>> start Task material

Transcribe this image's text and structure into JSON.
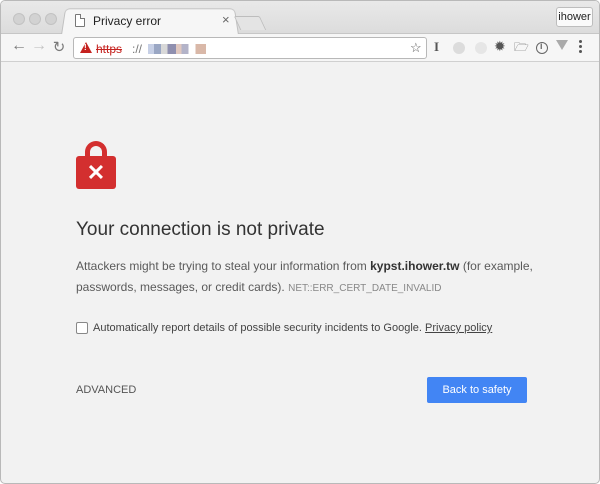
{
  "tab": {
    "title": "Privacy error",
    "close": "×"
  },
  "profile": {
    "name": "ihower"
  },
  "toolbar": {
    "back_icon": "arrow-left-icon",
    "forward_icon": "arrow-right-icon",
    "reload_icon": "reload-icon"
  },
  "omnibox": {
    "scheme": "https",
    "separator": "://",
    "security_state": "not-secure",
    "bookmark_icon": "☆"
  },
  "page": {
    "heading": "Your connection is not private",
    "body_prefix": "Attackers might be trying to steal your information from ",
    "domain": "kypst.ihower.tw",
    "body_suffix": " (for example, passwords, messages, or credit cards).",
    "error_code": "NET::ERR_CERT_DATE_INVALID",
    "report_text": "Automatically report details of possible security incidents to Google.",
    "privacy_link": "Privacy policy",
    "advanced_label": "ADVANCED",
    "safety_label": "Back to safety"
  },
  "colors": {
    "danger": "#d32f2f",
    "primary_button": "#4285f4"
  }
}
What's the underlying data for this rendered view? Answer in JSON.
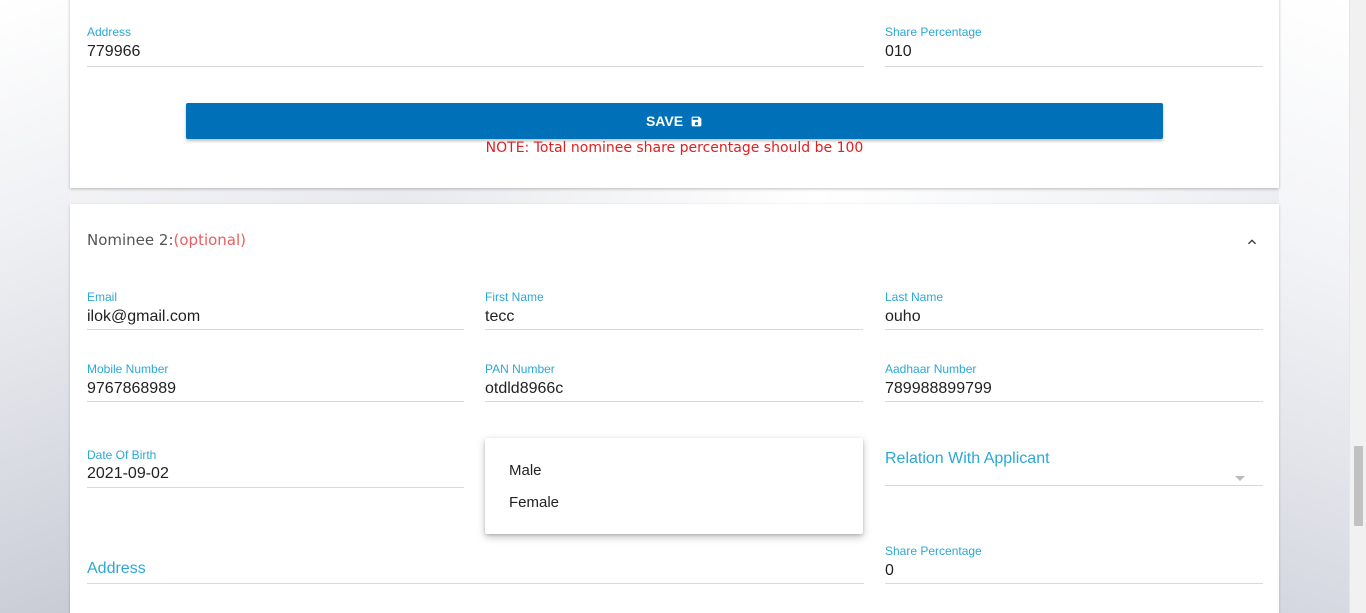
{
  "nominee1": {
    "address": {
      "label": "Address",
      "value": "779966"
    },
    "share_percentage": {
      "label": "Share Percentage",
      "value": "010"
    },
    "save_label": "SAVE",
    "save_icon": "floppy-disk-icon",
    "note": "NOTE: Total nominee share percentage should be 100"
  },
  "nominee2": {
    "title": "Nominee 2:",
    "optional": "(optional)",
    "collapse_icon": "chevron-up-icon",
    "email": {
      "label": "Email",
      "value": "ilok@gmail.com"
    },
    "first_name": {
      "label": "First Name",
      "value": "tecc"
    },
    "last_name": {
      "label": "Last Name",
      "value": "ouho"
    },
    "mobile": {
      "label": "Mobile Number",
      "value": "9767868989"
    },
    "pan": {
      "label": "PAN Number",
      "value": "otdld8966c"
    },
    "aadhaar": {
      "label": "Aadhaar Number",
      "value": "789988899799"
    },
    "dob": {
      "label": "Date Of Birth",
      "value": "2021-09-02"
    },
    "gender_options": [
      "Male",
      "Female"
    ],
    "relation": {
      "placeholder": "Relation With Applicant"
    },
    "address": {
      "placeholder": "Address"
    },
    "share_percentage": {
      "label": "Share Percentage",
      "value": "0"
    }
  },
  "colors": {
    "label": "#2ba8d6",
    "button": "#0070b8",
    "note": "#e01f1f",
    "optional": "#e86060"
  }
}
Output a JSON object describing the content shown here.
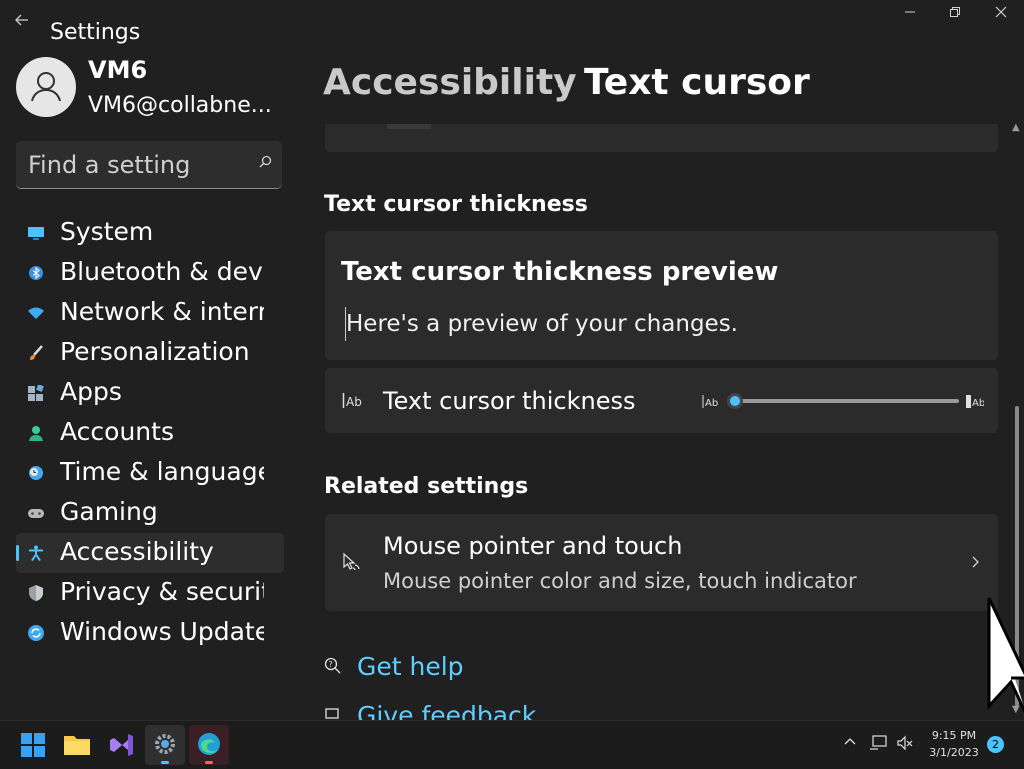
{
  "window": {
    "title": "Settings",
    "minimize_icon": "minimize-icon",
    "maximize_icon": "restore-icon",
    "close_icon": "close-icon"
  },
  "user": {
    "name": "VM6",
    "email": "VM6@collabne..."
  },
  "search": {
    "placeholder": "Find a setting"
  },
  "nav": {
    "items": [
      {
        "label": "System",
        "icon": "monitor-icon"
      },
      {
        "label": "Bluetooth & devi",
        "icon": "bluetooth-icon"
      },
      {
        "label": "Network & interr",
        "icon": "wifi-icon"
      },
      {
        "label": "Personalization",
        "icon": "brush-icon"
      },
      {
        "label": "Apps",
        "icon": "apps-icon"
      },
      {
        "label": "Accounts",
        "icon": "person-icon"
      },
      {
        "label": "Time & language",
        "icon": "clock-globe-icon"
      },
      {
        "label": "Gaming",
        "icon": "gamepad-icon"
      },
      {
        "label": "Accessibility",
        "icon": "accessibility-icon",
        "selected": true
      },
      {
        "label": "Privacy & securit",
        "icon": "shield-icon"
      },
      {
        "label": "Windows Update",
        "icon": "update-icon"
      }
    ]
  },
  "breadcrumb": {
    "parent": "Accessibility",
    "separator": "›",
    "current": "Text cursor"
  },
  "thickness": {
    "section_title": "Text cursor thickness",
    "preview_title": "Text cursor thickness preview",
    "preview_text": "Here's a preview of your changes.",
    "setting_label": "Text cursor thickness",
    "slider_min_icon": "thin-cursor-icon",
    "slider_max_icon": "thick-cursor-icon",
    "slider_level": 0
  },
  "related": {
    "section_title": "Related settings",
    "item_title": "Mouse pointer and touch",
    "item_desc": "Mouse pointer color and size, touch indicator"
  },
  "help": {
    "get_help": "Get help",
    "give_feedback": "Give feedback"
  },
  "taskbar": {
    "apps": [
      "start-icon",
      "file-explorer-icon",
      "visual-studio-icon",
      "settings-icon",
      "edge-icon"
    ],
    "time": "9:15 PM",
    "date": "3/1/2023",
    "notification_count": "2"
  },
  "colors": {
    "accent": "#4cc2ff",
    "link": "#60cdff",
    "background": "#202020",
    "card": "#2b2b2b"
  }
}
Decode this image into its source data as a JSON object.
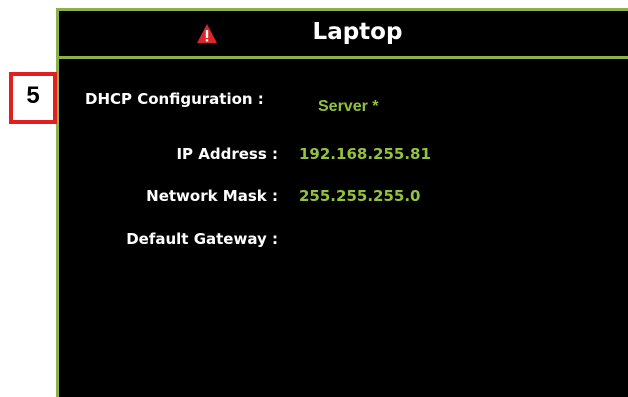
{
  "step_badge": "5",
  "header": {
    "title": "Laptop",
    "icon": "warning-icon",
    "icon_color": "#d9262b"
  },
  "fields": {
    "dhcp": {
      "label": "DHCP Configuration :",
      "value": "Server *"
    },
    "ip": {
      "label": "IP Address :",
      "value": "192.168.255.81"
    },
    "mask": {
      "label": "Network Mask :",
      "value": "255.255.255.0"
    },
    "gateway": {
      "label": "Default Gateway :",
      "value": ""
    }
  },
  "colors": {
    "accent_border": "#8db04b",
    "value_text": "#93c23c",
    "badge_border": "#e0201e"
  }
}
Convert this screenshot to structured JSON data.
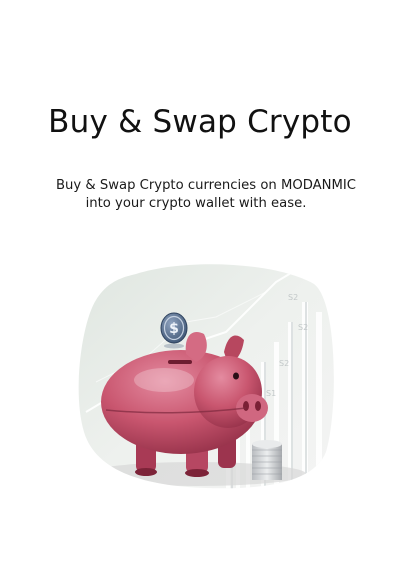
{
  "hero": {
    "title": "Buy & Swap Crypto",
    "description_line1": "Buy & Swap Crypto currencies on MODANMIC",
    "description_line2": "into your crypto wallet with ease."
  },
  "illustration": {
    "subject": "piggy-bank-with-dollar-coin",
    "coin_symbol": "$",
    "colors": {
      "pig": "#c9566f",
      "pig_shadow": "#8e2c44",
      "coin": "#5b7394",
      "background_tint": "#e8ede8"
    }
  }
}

>> end Task material
>> start Task material

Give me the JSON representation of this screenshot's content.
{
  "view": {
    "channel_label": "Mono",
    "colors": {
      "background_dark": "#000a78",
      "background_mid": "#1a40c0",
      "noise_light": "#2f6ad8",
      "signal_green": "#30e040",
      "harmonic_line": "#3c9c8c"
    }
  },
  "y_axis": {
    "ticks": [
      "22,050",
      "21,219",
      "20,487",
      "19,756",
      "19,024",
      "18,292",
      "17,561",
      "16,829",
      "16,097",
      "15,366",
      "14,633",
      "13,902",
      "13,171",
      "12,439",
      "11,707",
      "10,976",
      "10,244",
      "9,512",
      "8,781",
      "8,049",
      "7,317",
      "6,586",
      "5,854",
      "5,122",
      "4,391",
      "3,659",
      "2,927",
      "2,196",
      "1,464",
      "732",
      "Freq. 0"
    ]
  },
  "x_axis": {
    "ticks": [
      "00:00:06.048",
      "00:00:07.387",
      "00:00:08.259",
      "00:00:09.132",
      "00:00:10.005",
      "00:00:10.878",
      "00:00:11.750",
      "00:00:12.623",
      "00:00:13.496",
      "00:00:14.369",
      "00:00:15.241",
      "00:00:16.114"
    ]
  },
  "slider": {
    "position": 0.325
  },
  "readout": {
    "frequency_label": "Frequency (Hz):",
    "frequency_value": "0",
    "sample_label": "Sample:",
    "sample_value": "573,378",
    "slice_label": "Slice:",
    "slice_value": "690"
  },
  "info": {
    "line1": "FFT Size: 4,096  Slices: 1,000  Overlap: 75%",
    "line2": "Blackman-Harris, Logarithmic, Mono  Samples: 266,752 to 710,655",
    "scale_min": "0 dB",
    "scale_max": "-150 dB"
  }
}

>> end Task material
>> start Task material

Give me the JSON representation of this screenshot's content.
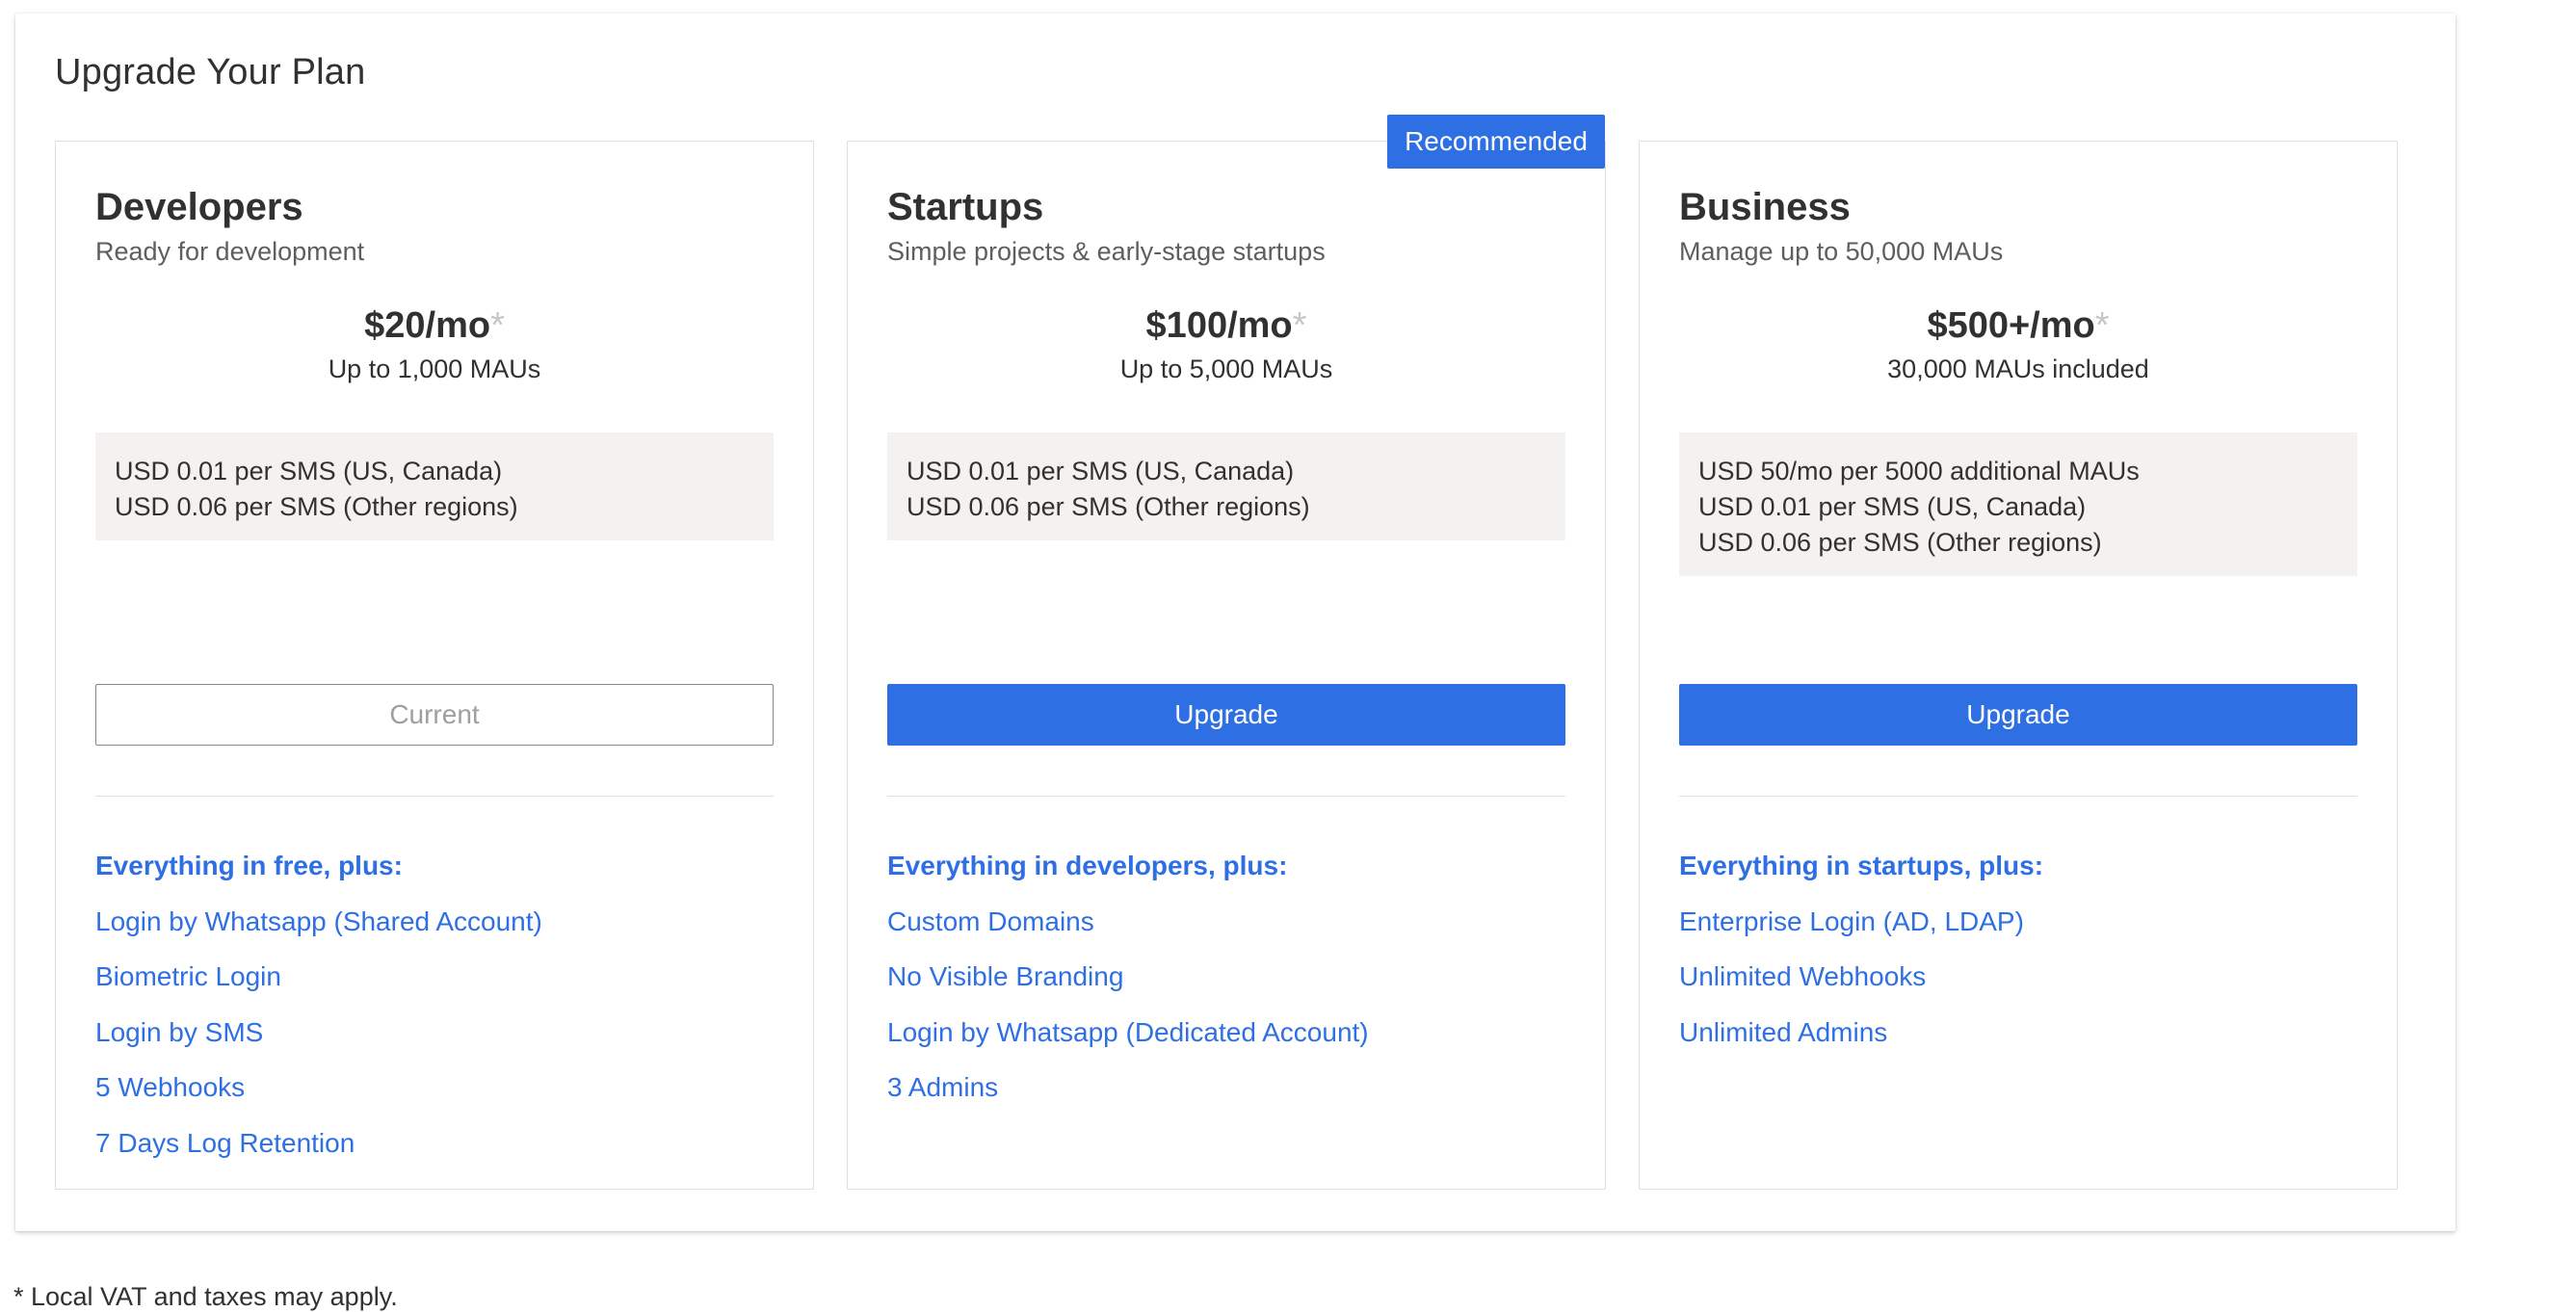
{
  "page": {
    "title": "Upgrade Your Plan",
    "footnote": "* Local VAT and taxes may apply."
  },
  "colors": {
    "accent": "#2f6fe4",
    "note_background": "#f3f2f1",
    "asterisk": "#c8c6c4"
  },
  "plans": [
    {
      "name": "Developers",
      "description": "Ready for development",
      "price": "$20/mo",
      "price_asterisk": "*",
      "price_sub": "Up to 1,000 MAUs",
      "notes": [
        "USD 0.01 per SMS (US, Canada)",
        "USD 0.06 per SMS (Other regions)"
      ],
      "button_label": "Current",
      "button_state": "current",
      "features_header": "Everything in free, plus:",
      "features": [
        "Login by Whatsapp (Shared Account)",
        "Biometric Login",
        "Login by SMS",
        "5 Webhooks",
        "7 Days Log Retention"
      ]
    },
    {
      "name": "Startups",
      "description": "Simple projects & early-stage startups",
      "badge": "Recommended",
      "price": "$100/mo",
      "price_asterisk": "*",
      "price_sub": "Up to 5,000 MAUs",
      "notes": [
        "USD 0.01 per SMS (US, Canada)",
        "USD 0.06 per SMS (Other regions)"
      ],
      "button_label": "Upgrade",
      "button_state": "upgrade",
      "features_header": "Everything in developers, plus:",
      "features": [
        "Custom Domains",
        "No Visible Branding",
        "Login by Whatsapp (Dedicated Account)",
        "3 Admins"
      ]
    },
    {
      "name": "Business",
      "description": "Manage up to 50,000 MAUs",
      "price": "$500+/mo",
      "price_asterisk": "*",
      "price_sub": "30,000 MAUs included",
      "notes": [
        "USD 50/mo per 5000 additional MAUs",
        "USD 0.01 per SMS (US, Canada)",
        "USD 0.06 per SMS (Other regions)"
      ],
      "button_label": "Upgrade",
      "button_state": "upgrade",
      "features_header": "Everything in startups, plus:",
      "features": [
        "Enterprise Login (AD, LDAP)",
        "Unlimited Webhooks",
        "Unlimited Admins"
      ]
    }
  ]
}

>> end Task material

## What is needed
Find the word "Mouse" in the entries above and gather every line that holds it.

## Right answer
    "item_title": "Mouse pointer and touch",
    "item_desc": "Mouse pointer color and size, touch indicator"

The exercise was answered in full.